**What is being asked:**
Write out all the data again, exactly as it stands.

┌──

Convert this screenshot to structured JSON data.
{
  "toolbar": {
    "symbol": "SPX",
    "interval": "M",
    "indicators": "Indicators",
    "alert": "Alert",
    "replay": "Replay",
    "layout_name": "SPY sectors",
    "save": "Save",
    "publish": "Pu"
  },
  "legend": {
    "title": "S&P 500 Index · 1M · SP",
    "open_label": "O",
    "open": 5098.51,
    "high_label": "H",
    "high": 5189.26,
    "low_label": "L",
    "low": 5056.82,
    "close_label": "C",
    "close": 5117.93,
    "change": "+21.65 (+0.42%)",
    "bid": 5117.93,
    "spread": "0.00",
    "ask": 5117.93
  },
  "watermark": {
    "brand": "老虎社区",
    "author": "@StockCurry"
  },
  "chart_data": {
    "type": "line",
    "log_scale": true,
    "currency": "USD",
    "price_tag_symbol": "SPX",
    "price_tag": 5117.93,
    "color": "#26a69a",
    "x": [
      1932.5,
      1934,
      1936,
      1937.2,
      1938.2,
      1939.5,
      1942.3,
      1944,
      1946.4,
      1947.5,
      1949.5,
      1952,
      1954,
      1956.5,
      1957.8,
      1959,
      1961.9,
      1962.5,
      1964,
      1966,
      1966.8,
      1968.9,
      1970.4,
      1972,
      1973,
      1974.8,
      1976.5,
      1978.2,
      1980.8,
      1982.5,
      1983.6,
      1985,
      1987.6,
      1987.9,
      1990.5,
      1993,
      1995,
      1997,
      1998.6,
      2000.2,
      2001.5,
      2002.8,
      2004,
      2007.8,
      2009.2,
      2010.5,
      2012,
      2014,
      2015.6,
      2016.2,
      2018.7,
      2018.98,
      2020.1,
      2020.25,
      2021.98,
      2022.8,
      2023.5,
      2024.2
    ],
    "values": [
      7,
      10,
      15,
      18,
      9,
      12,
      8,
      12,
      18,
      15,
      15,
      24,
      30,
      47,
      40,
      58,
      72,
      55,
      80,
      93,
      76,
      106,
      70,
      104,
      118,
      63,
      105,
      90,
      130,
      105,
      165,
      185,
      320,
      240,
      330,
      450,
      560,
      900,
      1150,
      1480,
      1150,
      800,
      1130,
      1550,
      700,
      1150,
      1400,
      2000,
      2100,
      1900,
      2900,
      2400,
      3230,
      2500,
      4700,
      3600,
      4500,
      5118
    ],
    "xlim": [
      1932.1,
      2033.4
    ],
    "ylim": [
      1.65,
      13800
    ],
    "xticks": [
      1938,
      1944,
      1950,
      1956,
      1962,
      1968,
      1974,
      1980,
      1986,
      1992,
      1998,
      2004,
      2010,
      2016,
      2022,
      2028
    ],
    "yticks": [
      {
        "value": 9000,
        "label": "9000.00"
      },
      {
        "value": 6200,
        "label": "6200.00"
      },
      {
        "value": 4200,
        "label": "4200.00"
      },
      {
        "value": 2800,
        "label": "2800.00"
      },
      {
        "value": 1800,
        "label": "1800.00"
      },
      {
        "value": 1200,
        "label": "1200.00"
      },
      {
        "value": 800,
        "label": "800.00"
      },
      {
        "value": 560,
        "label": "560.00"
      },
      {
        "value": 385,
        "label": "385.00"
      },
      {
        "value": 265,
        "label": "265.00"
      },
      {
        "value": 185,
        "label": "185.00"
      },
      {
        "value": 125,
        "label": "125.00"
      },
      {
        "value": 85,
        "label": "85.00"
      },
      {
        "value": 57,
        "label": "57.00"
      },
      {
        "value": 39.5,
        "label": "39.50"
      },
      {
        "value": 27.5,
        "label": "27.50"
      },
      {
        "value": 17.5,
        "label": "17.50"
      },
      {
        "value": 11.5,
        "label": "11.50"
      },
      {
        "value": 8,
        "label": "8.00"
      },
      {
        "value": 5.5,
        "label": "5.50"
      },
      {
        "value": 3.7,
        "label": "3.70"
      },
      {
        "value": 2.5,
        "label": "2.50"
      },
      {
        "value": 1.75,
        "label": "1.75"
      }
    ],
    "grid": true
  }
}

└──

**Result:**
Convert this screenshot to structured JSON data.
{
  "toolbar": {
    "symbol": "SPX",
    "interval": "M",
    "indicators": "Indicators",
    "alert": "Alert",
    "replay": "Replay",
    "layout_name": "SPY sectors",
    "save": "Save",
    "publish": "Pu"
  },
  "legend": {
    "title": "S&P 500 Index · 1M · SP",
    "open_label": "O",
    "open": 5098.51,
    "high_label": "H",
    "high": 5189.26,
    "low_label": "L",
    "low": 5056.82,
    "close_label": "C",
    "close": 5117.93,
    "change": "+21.65 (+0.42%)",
    "bid": 5117.93,
    "spread": "0.00",
    "ask": 5117.93
  },
  "watermark": {
    "brand": "老虎社区",
    "author": "@StockCurry"
  },
  "chart_data": {
    "type": "line",
    "log_scale": true,
    "currency": "USD",
    "price_tag_symbol": "SPX",
    "price_tag": 5117.93,
    "color": "#26a69a",
    "x": [
      1932.5,
      1934,
      1936,
      1937.2,
      1938.2,
      1939.5,
      1942.3,
      1944,
      1946.4,
      1947.5,
      1949.5,
      1952,
      1954,
      1956.5,
      1957.8,
      1959,
      1961.9,
      1962.5,
      1964,
      1966,
      1966.8,
      1968.9,
      1970.4,
      1972,
      1973,
      1974.8,
      1976.5,
      1978.2,
      1980.8,
      1982.5,
      1983.6,
      1985,
      1987.6,
      1987.9,
      1990.5,
      1993,
      1995,
      1997,
      1998.6,
      2000.2,
      2001.5,
      2002.8,
      2004,
      2007.8,
      2009.2,
      2010.5,
      2012,
      2014,
      2015.6,
      2016.2,
      2018.7,
      2018.98,
      2020.1,
      2020.25,
      2021.98,
      2022.8,
      2023.5,
      2024.2
    ],
    "values": [
      7,
      10,
      15,
      18,
      9,
      12,
      8,
      12,
      18,
      15,
      15,
      24,
      30,
      47,
      40,
      58,
      72,
      55,
      80,
      93,
      76,
      106,
      70,
      104,
      118,
      63,
      105,
      90,
      130,
      105,
      165,
      185,
      320,
      240,
      330,
      450,
      560,
      900,
      1150,
      1480,
      1150,
      800,
      1130,
      1550,
      700,
      1150,
      1400,
      2000,
      2100,
      1900,
      2900,
      2400,
      3230,
      2500,
      4700,
      3600,
      4500,
      5118
    ],
    "xlim": [
      1932.1,
      2033.4
    ],
    "ylim": [
      1.65,
      13800
    ],
    "xticks": [
      1938,
      1944,
      1950,
      1956,
      1962,
      1968,
      1974,
      1980,
      1986,
      1992,
      1998,
      2004,
      2010,
      2016,
      2022,
      2028
    ],
    "yticks": [
      {
        "value": 9000,
        "label": "9000.00"
      },
      {
        "value": 6200,
        "label": "6200.00"
      },
      {
        "value": 4200,
        "label": "4200.00"
      },
      {
        "value": 2800,
        "label": "2800.00"
      },
      {
        "value": 1800,
        "label": "1800.00"
      },
      {
        "value": 1200,
        "label": "1200.00"
      },
      {
        "value": 800,
        "label": "800.00"
      },
      {
        "value": 560,
        "label": "560.00"
      },
      {
        "value": 385,
        "label": "385.00"
      },
      {
        "value": 265,
        "label": "265.00"
      },
      {
        "value": 185,
        "label": "185.00"
      },
      {
        "value": 125,
        "label": "125.00"
      },
      {
        "value": 85,
        "label": "85.00"
      },
      {
        "value": 57,
        "label": "57.00"
      },
      {
        "value": 39.5,
        "label": "39.50"
      },
      {
        "value": 27.5,
        "label": "27.50"
      },
      {
        "value": 17.5,
        "label": "17.50"
      },
      {
        "value": 11.5,
        "label": "11.50"
      },
      {
        "value": 8,
        "label": "8.00"
      },
      {
        "value": 5.5,
        "label": "5.50"
      },
      {
        "value": 3.7,
        "label": "3.70"
      },
      {
        "value": 2.5,
        "label": "2.50"
      },
      {
        "value": 1.75,
        "label": "1.75"
      }
    ],
    "grid": true
  }
}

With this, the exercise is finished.